Items listed in a dataset
——————————

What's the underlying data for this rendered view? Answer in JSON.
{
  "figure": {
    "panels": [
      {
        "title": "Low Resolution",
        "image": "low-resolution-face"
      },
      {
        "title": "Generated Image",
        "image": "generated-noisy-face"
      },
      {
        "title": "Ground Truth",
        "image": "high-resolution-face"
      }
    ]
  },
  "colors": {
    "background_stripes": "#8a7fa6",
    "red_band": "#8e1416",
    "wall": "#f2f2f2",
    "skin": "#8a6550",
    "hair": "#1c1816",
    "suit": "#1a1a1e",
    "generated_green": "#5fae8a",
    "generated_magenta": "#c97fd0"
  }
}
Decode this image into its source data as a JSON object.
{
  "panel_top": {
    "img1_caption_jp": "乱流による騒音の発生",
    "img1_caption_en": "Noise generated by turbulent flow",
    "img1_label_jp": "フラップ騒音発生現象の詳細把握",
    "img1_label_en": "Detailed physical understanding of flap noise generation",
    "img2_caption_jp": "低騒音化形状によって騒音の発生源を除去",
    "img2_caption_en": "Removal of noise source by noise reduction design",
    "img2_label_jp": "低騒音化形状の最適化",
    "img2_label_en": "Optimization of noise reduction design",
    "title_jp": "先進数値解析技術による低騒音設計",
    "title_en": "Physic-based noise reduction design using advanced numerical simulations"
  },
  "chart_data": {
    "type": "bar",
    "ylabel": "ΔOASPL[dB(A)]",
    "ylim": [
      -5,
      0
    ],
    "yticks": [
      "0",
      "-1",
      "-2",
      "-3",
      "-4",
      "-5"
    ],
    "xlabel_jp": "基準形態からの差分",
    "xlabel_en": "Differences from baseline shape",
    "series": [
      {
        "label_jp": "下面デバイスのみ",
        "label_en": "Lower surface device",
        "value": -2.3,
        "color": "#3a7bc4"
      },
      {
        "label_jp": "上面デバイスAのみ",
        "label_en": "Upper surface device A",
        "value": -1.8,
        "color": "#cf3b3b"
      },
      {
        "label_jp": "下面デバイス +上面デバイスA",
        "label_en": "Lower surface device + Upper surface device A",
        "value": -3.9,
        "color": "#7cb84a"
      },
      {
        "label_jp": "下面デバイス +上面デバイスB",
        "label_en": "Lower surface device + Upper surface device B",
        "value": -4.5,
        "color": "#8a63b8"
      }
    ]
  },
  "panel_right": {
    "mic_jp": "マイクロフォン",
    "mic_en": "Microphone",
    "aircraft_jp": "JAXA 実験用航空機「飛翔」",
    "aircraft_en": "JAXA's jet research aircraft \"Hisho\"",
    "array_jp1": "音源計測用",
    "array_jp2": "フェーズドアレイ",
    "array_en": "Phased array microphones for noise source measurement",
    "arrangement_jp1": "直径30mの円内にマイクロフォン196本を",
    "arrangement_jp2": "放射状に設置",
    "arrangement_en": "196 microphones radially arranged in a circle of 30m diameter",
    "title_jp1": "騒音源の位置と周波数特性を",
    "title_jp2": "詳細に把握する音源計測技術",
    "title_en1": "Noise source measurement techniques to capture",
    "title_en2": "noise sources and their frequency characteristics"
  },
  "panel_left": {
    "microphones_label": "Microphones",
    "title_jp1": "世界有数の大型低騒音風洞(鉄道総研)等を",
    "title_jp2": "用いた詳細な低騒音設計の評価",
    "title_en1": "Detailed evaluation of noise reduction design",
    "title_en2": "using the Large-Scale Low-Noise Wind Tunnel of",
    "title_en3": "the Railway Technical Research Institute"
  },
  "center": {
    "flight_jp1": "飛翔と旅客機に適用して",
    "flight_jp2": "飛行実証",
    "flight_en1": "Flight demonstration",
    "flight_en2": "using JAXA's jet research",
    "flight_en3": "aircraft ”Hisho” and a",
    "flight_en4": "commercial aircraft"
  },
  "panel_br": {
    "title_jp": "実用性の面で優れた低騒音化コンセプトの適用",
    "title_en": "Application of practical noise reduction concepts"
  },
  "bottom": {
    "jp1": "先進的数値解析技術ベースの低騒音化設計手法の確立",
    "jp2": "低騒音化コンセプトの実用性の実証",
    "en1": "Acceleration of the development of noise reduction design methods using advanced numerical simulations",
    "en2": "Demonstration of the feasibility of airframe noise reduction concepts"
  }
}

——————————

▶ [YOUR GOAL]: Without omitting anything, output the entries exactly.

▶ [RESPONSE TO THIS EXERCISE]:
What's the underlying data for this rendered view? Answer in JSON.
{
  "figure": {
    "panels": [
      {
        "title": "Low Resolution",
        "image": "low-resolution-face"
      },
      {
        "title": "Generated Image",
        "image": "generated-noisy-face"
      },
      {
        "title": "Ground Truth",
        "image": "high-resolution-face"
      }
    ]
  },
  "colors": {
    "background_stripes": "#8a7fa6",
    "red_band": "#8e1416",
    "wall": "#f2f2f2",
    "skin": "#8a6550",
    "hair": "#1c1816",
    "suit": "#1a1a1e",
    "generated_green": "#5fae8a",
    "generated_magenta": "#c97fd0"
  }
}
Decode this image into its source data as a JSON object.
{
  "panel_top": {
    "img1_caption_jp": "乱流による騒音の発生",
    "img1_caption_en": "Noise generated by turbulent flow",
    "img1_label_jp": "フラップ騒音発生現象の詳細把握",
    "img1_label_en": "Detailed physical understanding of flap noise generation",
    "img2_caption_jp": "低騒音化形状によって騒音の発生源を除去",
    "img2_caption_en": "Removal of noise source by noise reduction design",
    "img2_label_jp": "低騒音化形状の最適化",
    "img2_label_en": "Optimization of noise reduction design",
    "title_jp": "先進数値解析技術による低騒音設計",
    "title_en": "Physic-based noise reduction design using advanced numerical simulations"
  },
  "chart_data": {
    "type": "bar",
    "ylabel": "ΔOASPL[dB(A)]",
    "ylim": [
      -5,
      0
    ],
    "yticks": [
      "0",
      "-1",
      "-2",
      "-3",
      "-4",
      "-5"
    ],
    "xlabel_jp": "基準形態からの差分",
    "xlabel_en": "Differences from baseline shape",
    "series": [
      {
        "label_jp": "下面デバイスのみ",
        "label_en": "Lower surface device",
        "value": -2.3,
        "color": "#3a7bc4"
      },
      {
        "label_jp": "上面デバイスAのみ",
        "label_en": "Upper surface device A",
        "value": -1.8,
        "color": "#cf3b3b"
      },
      {
        "label_jp": "下面デバイス +上面デバイスA",
        "label_en": "Lower surface device + Upper surface device A",
        "value": -3.9,
        "color": "#7cb84a"
      },
      {
        "label_jp": "下面デバイス +上面デバイスB",
        "label_en": "Lower surface device + Upper surface device B",
        "value": -4.5,
        "color": "#8a63b8"
      }
    ]
  },
  "panel_right": {
    "mic_jp": "マイクロフォン",
    "mic_en": "Microphone",
    "aircraft_jp": "JAXA 実験用航空機「飛翔」",
    "aircraft_en": "JAXA's jet research aircraft \"Hisho\"",
    "array_jp1": "音源計測用",
    "array_jp2": "フェーズドアレイ",
    "array_en": "Phased array microphones for noise source measurement",
    "arrangement_jp1": "直径30mの円内にマイクロフォン196本を",
    "arrangement_jp2": "放射状に設置",
    "arrangement_en": "196 microphones radially arranged in a circle of 30m diameter",
    "title_jp1": "騒音源の位置と周波数特性を",
    "title_jp2": "詳細に把握する音源計測技術",
    "title_en1": "Noise source measurement techniques to capture",
    "title_en2": "noise sources and their frequency characteristics"
  },
  "panel_left": {
    "microphones_label": "Microphones",
    "title_jp1": "世界有数の大型低騒音風洞(鉄道総研)等を",
    "title_jp2": "用いた詳細な低騒音設計の評価",
    "title_en1": "Detailed evaluation of noise reduction design",
    "title_en2": "using the Large-Scale Low-Noise Wind Tunnel of",
    "title_en3": "the Railway Technical Research Institute"
  },
  "center": {
    "flight_jp1": "飛翔と旅客機に適用して",
    "flight_jp2": "飛行実証",
    "flight_en1": "Flight demonstration",
    "flight_en2": "using JAXA's jet research",
    "flight_en3": "aircraft ”Hisho” and a",
    "flight_en4": "commercial aircraft"
  },
  "panel_br": {
    "title_jp": "実用性の面で優れた低騒音化コンセプトの適用",
    "title_en": "Application of practical noise reduction concepts"
  },
  "bottom": {
    "jp1": "先進的数値解析技術ベースの低騒音化設計手法の確立",
    "jp2": "低騒音化コンセプトの実用性の実証",
    "en1": "Acceleration of the development of noise reduction design methods using advanced numerical simulations",
    "en2": "Demonstration of the feasibility of airframe noise reduction concepts"
  }
}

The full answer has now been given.